## What is asked
List each line of the data in which the string "πρὸς" appears.

## Supplied records
═══

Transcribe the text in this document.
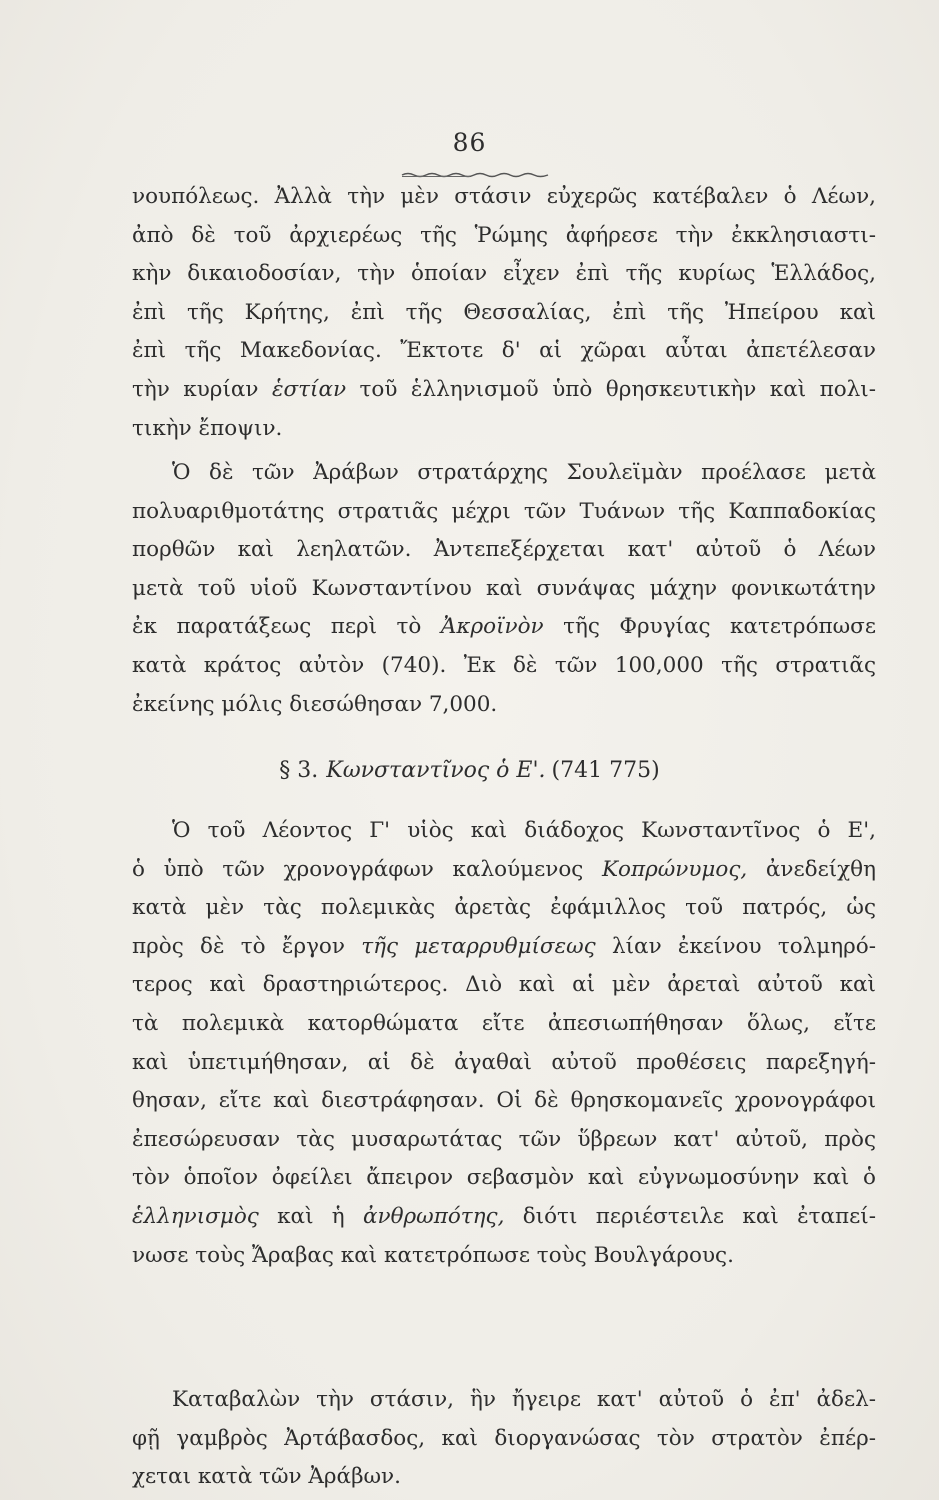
86
νουπόλεως. Ἀλλὰ τὴν μὲν στάσιν εὐχερῶς κατέβαλεν ὁ Λέων,
ἀπὸ δὲ τοῦ ἀρχιερέως τῆς Ῥώμης ἀφήρεσε τὴν ἐκκλησιαστι-
κὴν δικαιοδοσίαν, τὴν ὁποίαν εἶχεν ἐπὶ τῆς κυρίως Ἑλλάδος,
ἐπὶ τῆς Κρήτης, ἐπὶ τῆς Θεσσαλίας, ἐπὶ τῆς Ἠπείρου καὶ
ἐπὶ τῆς Μακεδονίας. Ἔκτοτε δ' αἱ χῶραι αὗται ἀπετέλεσαν
τὴν κυρίαν ἑστίαν τοῦ ἑλληνισμοῦ ὑπὸ θρησκευτικὴν καὶ πολι-
τικὴν ἔποψιν.
Ὁ δὲ τῶν Ἀράβων στρατάρχης Σουλεϊμὰν προέλασε μετὰ
πολυαριθμοτάτης στρατιᾶς μέχρι τῶν Τυάνων τῆς Καππαδοκίας
πορθῶν καὶ λεηλατῶν. Ἀντεπεξέρχεται κατ' αὐτοῦ ὁ Λέων
μετὰ τοῦ υἱοῦ Κωνσταντίνου καὶ συνάψας μάχην φονικωτάτην
ἐκ παρατάξεως περὶ τὸ Ἀκροϊνὸν τῆς Φρυγίας κατετρόπωσε
κατὰ κράτος αὐτὸν (740). Ἐκ δὲ τῶν 100,000 τῆς στρατιᾶς
ἐκείνης μόλις διεσώθησαν 7,000.
§ 3. Κωνσταντῖνος ὁ Ε'. (741 775)
Ὁ τοῦ Λέοντος Γ' υἱὸς καὶ διάδοχος Κωνσταντῖνος ὁ Ε',
ὁ ὑπὸ τῶν χρονογράφων καλούμενος Κοπρώνυμος, ἀνεδείχθη
κατὰ μὲν τὰς πολεμικὰς ἀρετὰς ἐφάμιλλος τοῦ πατρός, ὡς
πρὸς δὲ τὸ ἔργον τῆς μεταρρυθμίσεως λίαν ἐκείνου τολμηρό-
τερος καὶ δραστηριώτερος. Διὸ καὶ αἱ μὲν ἀρεταὶ αὐτοῦ καὶ
τὰ πολεμικὰ κατορθώματα εἴτε ἀπεσιωπήθησαν ὅλως, εἴτε
καὶ ὑπετιμήθησαν, αἱ δὲ ἀγαθαὶ αὐτοῦ προθέσεις παρεξηγή-
θησαν, εἴτε καὶ διεστράφησαν. Οἱ δὲ θρησκομανεῖς χρονογράφοι
ἐπεσώρευσαν τὰς μυσαρωτάτας τῶν ὕβρεων κατ' αὐτοῦ, πρὸς
τὸν ὁποῖον ὀφείλει ἄπειρον σεβασμὸν καὶ εὐγνωμοσύνην καὶ ὁ
ἑλληνισμὸς καὶ ἡ ἀνθρωπότης, διότι περιέστειλε καὶ ἐταπεί-
νωσε τοὺς Ἄραβας καὶ κατετρόπωσε τοὺς Βουλγάρους.
Καταβαλὼν τὴν στάσιν, ἣν ἤγειρε κατ' αὐτοῦ ὁ ἐπ' ἀδελ-
φῇ γαμβρὸς Ἀρτάβασδος, καὶ διοργανώσας τὸν στρατὸν ἐπέρ-
χεται κατὰ τῶν Ἀράβων.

═══

## Finished exercise
πρὸς δὲ τὸ ἔργον τῆς μεταρρυθμίσεως λίαν ἐκείνου τολμηρό-
ἐπεσώρευσαν τὰς μυσαρωτάτας τῶν ὕβρεων κατ' αὐτοῦ, πρὸς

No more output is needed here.